● **Text to read**:
┄┄┄┄┄┄┄┄┄┄

However, the Ahrefs journey started in 2010 when they released their backlinks index in 2010. It was technically, the first version of the Site Explorer that Ahrefs has to offer.

And now, Ahrefs is one of the biggest SEO services providers that updates their backlinks every 15 minutes. Their crawler is one of the best as it crawls over 8 billion pages per day! That’s impressive considering the internet’s diversity and reach.

The Power of Data

Have you ever thought about what makes Ahrefs so special? Well, it is their data. They collect petabytes of data that you use to optimize your site for search engines.

Their crawler is what makes it all possible. Like search engines, the Ahrefs crawler also crawls the web 24/7, updating rankings, links, and other important data needed.

They are using 2000 servers, 64K CPU Cores, 400 TB RAM, 40 PB+ HDD and 10PB of SSD, and that’s all in-house to power all the infrastructure.

When it comes to content and keyword index, the numbers are amazing as well!

They constantly crawl new content at 40 million new pages per 24 hours whereas their keyword index has access to 10.2 billion keywords.

Big data plays a crucial role in your success, and you can check more about their data and reach on their big-data page.

Ahrefs Review & User Guide

Ahrefs offers a great SEO toolset. Yes, it is a collection of tools.

It gives you what you need when it comes to SEO. It is true to its features and it is up to how to utilize it in its best possible way.

But, how do you know that Ahrefs is for you?

You can get your hands dirty by trying out their $7 free trial. It is a seven-day trial where you only need to pay $1 per day to access all the tools that it has to offer.

You can activate their free trial for two of their plans: Lite and Standard. You can toggle between them as per your liking within the trial period and make use of it to learn about the product.

Before you ask me, no, $7 is non-refundable. You can ask for cancellation within 48 hours of the transaction, but then again the right to provide a refund remains with them.

If you are still not interested in investing $7, then you have one more option.

The Ahrefs Academy.

It is a place where you can learn about the tool without the need to invest in anything.

All you need to do is move to Ahrefs Academy. There you will find two interesting courses.

  • Marketing with Ahrefs
  • Blogging for business
The Ahrefs Academy.

Both courses are in-depth and walk you through the key elements with Ahrefs. Infact, the second course, “Blogging for business,” is my favorite as it gave me insight not only on Ahrefs but how to grow my business and get more customers. Yes, it’s that good. And, all of these are for free!

So, you have two ways to get to know Ahrefs yourself. Once is their trial and other their amazing courses. This makes them extremely accessible to new audiences/users and that’s what I am trying to showcase here.

Not interested in complete courses? Then, you can also check out their video tutorials and SEO guides.

 Getting Started with Ahrefs

Ahrefs has a great onboarding process. Once you login to the backend with your plan or a free trial, you are treated with more resources!

┄┄┄┄┄┄┄┄┄┄

● **Listing**:

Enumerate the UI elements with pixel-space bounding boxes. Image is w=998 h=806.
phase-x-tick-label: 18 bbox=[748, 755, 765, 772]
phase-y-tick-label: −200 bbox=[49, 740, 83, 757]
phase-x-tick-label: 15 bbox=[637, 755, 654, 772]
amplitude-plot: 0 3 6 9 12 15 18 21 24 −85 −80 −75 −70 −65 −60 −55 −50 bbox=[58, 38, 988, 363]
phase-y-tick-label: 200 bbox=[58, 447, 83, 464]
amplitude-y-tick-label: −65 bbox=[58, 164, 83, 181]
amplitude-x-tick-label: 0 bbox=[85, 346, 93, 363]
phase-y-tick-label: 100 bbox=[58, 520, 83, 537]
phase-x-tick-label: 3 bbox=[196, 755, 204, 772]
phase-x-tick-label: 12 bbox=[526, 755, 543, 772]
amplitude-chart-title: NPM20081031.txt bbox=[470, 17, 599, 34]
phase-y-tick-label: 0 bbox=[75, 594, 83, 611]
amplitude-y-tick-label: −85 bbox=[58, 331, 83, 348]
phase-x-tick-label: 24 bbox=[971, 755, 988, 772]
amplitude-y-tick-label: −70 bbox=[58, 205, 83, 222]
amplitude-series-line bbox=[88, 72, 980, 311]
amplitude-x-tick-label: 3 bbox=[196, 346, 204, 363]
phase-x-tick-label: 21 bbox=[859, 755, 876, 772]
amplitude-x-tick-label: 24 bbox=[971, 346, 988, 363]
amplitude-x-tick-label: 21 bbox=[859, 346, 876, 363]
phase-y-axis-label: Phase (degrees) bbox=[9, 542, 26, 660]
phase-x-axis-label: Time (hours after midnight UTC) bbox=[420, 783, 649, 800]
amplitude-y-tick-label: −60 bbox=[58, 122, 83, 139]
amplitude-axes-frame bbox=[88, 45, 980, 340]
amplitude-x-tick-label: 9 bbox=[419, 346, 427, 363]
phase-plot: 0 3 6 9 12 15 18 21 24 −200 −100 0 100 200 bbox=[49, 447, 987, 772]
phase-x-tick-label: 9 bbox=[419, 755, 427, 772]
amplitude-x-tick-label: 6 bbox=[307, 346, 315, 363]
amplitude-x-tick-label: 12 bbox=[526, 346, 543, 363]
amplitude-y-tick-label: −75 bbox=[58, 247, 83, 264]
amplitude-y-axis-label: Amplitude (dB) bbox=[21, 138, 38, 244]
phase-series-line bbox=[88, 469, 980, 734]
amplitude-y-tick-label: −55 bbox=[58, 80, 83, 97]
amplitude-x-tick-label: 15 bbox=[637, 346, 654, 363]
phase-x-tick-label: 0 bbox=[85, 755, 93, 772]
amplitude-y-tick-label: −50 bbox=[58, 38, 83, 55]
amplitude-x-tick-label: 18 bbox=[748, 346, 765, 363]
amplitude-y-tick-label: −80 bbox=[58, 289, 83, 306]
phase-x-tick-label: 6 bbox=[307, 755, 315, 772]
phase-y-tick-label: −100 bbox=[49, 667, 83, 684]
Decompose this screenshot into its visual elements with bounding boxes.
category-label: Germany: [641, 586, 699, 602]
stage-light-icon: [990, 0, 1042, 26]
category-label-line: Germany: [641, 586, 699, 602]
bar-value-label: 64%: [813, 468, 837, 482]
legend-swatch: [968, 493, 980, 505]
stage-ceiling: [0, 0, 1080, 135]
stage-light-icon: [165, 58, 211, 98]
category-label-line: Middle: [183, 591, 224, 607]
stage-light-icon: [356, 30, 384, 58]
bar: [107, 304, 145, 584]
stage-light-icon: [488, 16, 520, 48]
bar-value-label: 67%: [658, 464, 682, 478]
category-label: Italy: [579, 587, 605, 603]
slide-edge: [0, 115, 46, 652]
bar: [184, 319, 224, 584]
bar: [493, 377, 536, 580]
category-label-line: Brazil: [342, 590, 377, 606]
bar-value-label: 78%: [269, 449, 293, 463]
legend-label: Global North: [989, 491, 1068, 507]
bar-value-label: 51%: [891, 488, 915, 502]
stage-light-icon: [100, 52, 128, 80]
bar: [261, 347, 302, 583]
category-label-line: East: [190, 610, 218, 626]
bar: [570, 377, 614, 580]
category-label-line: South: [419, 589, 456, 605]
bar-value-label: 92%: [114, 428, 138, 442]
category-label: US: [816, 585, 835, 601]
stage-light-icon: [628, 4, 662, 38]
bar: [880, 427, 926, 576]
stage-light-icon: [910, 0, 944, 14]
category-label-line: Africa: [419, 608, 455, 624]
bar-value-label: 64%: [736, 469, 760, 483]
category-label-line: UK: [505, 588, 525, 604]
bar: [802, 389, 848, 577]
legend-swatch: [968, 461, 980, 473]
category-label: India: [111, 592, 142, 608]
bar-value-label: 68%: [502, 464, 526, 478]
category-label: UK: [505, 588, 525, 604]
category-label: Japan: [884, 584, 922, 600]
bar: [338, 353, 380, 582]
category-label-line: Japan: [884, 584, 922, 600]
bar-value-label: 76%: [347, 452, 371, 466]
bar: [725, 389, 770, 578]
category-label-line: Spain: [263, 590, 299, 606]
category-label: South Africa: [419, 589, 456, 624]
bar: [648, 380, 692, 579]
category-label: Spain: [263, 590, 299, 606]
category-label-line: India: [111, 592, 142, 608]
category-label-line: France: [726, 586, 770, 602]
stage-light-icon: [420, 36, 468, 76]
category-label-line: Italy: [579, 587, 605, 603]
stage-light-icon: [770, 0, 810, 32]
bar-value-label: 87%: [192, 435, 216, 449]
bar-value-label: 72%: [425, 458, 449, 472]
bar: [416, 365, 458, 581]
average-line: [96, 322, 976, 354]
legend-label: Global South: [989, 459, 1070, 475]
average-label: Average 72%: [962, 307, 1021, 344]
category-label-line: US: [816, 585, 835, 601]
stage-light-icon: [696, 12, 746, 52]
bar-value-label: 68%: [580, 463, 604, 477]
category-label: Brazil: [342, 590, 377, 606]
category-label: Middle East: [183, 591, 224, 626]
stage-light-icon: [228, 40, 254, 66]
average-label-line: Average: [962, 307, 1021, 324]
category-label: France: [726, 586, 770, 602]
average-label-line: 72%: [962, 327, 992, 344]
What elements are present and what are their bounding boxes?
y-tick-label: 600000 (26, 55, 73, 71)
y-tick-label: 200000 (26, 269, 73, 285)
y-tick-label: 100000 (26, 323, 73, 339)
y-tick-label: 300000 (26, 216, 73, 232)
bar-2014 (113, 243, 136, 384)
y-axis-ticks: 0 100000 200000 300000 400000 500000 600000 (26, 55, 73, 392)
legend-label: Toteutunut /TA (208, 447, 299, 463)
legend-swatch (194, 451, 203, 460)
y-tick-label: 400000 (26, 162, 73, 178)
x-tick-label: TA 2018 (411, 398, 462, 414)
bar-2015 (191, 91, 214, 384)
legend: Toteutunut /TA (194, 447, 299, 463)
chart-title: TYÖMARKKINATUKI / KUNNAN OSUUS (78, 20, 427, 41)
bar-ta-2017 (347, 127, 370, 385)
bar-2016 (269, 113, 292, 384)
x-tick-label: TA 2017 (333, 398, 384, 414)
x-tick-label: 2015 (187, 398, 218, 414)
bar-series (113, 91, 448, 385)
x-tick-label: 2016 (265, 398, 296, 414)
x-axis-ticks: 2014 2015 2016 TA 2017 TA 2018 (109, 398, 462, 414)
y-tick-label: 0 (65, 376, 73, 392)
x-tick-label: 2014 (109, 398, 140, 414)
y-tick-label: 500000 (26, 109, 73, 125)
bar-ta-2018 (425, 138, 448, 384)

┄┄┄┄┄┄┄┄┄┄

● **Stated goal**: In the Ahrefs review, how many new pages does Ahrefs crawl every 24 hours?

● **Output of the exercise**: 40 million new pages.